SET TASK —
Reproduce all of the data exactly.

[Begin]

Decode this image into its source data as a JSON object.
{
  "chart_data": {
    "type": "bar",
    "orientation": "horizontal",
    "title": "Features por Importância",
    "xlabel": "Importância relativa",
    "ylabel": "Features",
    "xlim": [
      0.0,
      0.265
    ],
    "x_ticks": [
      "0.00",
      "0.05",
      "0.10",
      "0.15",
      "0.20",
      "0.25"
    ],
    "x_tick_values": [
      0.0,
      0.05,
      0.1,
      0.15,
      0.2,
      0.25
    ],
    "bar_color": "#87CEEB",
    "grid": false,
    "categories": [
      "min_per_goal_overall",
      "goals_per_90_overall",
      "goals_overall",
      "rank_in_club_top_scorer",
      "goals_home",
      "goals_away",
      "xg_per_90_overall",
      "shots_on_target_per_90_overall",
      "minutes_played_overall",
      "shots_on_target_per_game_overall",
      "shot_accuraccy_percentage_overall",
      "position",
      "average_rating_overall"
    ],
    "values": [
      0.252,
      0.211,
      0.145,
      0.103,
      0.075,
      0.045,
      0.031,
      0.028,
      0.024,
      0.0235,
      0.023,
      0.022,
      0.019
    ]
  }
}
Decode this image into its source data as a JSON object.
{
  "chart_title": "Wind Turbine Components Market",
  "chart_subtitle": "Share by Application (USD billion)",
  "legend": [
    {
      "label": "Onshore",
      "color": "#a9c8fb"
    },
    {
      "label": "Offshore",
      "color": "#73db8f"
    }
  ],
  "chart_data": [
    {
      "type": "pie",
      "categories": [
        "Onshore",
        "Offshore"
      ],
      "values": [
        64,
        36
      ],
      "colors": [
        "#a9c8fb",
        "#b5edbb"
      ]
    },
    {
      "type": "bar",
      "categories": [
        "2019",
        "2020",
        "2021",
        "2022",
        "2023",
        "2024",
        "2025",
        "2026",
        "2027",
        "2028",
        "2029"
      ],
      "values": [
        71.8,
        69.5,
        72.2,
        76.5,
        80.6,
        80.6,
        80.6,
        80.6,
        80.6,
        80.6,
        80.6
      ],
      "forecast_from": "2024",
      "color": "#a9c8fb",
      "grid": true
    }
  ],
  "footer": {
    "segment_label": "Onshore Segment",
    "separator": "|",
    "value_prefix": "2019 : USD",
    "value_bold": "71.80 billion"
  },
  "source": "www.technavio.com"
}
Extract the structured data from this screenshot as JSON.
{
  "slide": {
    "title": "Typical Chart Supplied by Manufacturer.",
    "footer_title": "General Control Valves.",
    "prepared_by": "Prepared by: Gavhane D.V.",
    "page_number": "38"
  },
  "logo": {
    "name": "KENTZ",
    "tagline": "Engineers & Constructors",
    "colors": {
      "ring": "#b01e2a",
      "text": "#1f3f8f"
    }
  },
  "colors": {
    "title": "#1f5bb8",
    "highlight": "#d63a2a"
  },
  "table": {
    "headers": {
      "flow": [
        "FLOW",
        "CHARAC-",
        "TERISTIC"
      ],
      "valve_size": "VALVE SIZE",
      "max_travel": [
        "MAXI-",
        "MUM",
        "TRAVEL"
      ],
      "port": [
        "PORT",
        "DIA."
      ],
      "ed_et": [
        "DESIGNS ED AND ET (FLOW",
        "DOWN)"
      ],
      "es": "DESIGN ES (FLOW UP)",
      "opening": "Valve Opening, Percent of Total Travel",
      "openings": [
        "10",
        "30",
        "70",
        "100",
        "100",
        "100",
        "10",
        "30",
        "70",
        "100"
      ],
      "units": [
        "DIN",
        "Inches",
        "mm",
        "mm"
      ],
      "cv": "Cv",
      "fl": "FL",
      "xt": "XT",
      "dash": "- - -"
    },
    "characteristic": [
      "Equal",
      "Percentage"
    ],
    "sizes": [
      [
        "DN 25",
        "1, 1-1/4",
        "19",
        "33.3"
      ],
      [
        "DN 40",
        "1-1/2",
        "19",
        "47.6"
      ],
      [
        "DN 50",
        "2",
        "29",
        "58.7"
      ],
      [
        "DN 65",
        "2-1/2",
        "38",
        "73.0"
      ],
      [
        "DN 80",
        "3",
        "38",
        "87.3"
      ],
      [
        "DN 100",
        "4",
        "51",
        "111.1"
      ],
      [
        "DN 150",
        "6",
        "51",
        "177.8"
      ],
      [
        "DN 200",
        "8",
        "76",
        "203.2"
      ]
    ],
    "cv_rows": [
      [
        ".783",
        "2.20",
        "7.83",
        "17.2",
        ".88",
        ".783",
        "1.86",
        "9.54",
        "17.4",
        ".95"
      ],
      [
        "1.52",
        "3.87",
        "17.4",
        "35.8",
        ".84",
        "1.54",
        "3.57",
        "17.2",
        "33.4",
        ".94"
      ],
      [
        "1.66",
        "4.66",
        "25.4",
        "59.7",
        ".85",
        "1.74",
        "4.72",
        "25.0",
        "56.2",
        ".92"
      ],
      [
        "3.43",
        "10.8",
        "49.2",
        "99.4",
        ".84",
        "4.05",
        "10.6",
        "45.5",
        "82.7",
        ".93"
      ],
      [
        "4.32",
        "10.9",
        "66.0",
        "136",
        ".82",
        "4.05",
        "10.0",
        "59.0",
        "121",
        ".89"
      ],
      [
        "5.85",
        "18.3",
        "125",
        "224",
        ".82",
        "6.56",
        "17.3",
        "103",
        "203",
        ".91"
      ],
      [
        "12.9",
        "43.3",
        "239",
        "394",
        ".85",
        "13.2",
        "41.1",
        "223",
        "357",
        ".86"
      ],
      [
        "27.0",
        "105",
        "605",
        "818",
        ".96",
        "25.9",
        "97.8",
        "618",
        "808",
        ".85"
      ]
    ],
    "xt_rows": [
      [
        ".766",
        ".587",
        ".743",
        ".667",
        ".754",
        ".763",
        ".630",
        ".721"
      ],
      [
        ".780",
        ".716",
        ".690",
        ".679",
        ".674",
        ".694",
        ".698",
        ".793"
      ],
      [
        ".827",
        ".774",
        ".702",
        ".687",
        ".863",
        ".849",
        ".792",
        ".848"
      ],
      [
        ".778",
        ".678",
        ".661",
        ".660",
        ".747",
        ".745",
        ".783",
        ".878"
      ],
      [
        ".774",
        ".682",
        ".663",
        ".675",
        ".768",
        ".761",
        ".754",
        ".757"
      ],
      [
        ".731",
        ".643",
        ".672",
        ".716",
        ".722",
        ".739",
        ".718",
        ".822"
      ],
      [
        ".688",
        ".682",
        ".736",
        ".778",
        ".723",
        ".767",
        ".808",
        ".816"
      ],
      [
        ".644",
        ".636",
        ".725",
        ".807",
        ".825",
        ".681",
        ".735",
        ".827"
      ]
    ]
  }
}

[End]

TASK SOLUTION —
Decode this image into its source data as a JSON object.
{
  "chart_data": {
    "type": "bar",
    "orientation": "horizontal",
    "title": "Features por Importância",
    "xlabel": "Importância relativa",
    "ylabel": "Features",
    "xlim": [
      0.0,
      0.265
    ],
    "x_ticks": [
      "0.00",
      "0.05",
      "0.10",
      "0.15",
      "0.20",
      "0.25"
    ],
    "x_tick_values": [
      0.0,
      0.05,
      0.1,
      0.15,
      0.2,
      0.25
    ],
    "bar_color": "#87CEEB",
    "grid": false,
    "categories": [
      "min_per_goal_overall",
      "goals_per_90_overall",
      "goals_overall",
      "rank_in_club_top_scorer",
      "goals_home",
      "goals_away",
      "xg_per_90_overall",
      "shots_on_target_per_90_overall",
      "minutes_played_overall",
      "shots_on_target_per_game_overall",
      "shot_accuraccy_percentage_overall",
      "position",
      "average_rating_overall"
    ],
    "values": [
      0.252,
      0.211,
      0.145,
      0.103,
      0.075,
      0.045,
      0.031,
      0.028,
      0.024,
      0.0235,
      0.023,
      0.022,
      0.019
    ]
  }
}
Decode this image into its source data as a JSON object.
{
  "chart_title": "Wind Turbine Components Market",
  "chart_subtitle": "Share by Application (USD billion)",
  "legend": [
    {
      "label": "Onshore",
      "color": "#a9c8fb"
    },
    {
      "label": "Offshore",
      "color": "#73db8f"
    }
  ],
  "chart_data": [
    {
      "type": "pie",
      "categories": [
        "Onshore",
        "Offshore"
      ],
      "values": [
        64,
        36
      ],
      "colors": [
        "#a9c8fb",
        "#b5edbb"
      ]
    },
    {
      "type": "bar",
      "categories": [
        "2019",
        "2020",
        "2021",
        "2022",
        "2023",
        "2024",
        "2025",
        "2026",
        "2027",
        "2028",
        "2029"
      ],
      "values": [
        71.8,
        69.5,
        72.2,
        76.5,
        80.6,
        80.6,
        80.6,
        80.6,
        80.6,
        80.6,
        80.6
      ],
      "forecast_from": "2024",
      "color": "#a9c8fb",
      "grid": true
    }
  ],
  "footer": {
    "segment_label": "Onshore Segment",
    "separator": "|",
    "value_prefix": "2019 : USD",
    "value_bold": "71.80 billion"
  },
  "source": "www.technavio.com"
}
Extract the structured data from this screenshot as JSON.
{
  "slide": {
    "title": "Typical Chart Supplied by Manufacturer.",
    "footer_title": "General Control Valves.",
    "prepared_by": "Prepared by: Gavhane D.V.",
    "page_number": "38"
  },
  "logo": {
    "name": "KENTZ",
    "tagline": "Engineers & Constructors",
    "colors": {
      "ring": "#b01e2a",
      "text": "#1f3f8f"
    }
  },
  "colors": {
    "title": "#1f5bb8",
    "highlight": "#d63a2a"
  },
  "table": {
    "headers": {
      "flow": [
        "FLOW",
        "CHARAC-",
        "TERISTIC"
      ],
      "valve_size": "VALVE SIZE",
      "max_travel": [
        "MAXI-",
        "MUM",
        "TRAVEL"
      ],
      "port": [
        "PORT",
        "DIA."
      ],
      "ed_et": [
        "DESIGNS ED AND ET (FLOW",
        "DOWN)"
      ],
      "es": "DESIGN ES (FLOW UP)",
      "opening": "Valve Opening, Percent of Total Travel",
      "openings": [
        "10",
        "30",
        "70",
        "100",
        "100",
        "100",
        "10",
        "30",
        "70",
        "100"
      ],
      "units": [
        "DIN",
        "Inches",
        "mm",
        "mm"
      ],
      "cv": "Cv",
      "fl": "FL",
      "xt": "XT",
      "dash": "- - -"
    },
    "characteristic": [
      "Equal",
      "Percentage"
    ],
    "sizes": [
      [
        "DN 25",
        "1, 1-1/4",
        "19",
        "33.3"
      ],
      [
        "DN 40",
        "1-1/2",
        "19",
        "47.6"
      ],
      [
        "DN 50",
        "2",
        "29",
        "58.7"
      ],
      [
        "DN 65",
        "2-1/2",
        "38",
        "73.0"
      ],
      [
        "DN 80",
        "3",
        "38",
        "87.3"
      ],
      [
        "DN 100",
        "4",
        "51",
        "111.1"
      ],
      [
        "DN 150",
        "6",
        "51",
        "177.8"
      ],
      [
        "DN 200",
        "8",
        "76",
        "203.2"
      ]
    ],
    "cv_rows": [
      [
        ".783",
        "2.20",
        "7.83",
        "17.2",
        ".88",
        ".783",
        "1.86",
        "9.54",
        "17.4",
        ".95"
      ],
      [
        "1.52",
        "3.87",
        "17.4",
        "35.8",
        ".84",
        "1.54",
        "3.57",
        "17.2",
        "33.4",
        ".94"
      ],
      [
        "1.66",
        "4.66",
        "25.4",
        "59.7",
        ".85",
        "1.74",
        "4.72",
        "25.0",
        "56.2",
        ".92"
      ],
      [
        "3.43",
        "10.8",
        "49.2",
        "99.4",
        ".84",
        "4.05",
        "10.6",
        "45.5",
        "82.7",
        ".93"
      ],
      [
        "4.32",
        "10.9",
        "66.0",
        "136",
        ".82",
        "4.05",
        "10.0",
        "59.0",
        "121",
        ".89"
      ],
      [
        "5.85",
        "18.3",
        "125",
        "224",
        ".82",
        "6.56",
        "17.3",
        "103",
        "203",
        ".91"
      ],
      [
        "12.9",
        "43.3",
        "239",
        "394",
        ".85",
        "13.2",
        "41.1",
        "223",
        "357",
        ".86"
      ],
      [
        "27.0",
        "105",
        "605",
        "818",
        ".96",
        "25.9",
        "97.8",
        "618",
        "808",
        ".85"
      ]
    ],
    "xt_rows": [
      [
        ".766",
        ".587",
        ".743",
        ".667",
        ".754",
        ".763",
        ".630",
        ".721"
      ],
      [
        ".780",
        ".716",
        ".690",
        ".679",
        ".674",
        ".694",
        ".698",
        ".793"
      ],
      [
        ".827",
        ".774",
        ".702",
        ".687",
        ".863",
        ".849",
        ".792",
        ".848"
      ],
      [
        ".778",
        ".678",
        ".661",
        ".660",
        ".747",
        ".745",
        ".783",
        ".878"
      ],
      [
        ".774",
        ".682",
        ".663",
        ".675",
        ".768",
        ".761",
        ".754",
        ".757"
      ],
      [
        ".731",
        ".643",
        ".672",
        ".716",
        ".722",
        ".739",
        ".718",
        ".822"
      ],
      [
        ".688",
        ".682",
        ".736",
        ".778",
        ".723",
        ".767",
        ".808",
        ".816"
      ],
      [
        ".644",
        ".636",
        ".725",
        ".807",
        ".825",
        ".681",
        ".735",
        ".827"
      ]
    ]
  }
}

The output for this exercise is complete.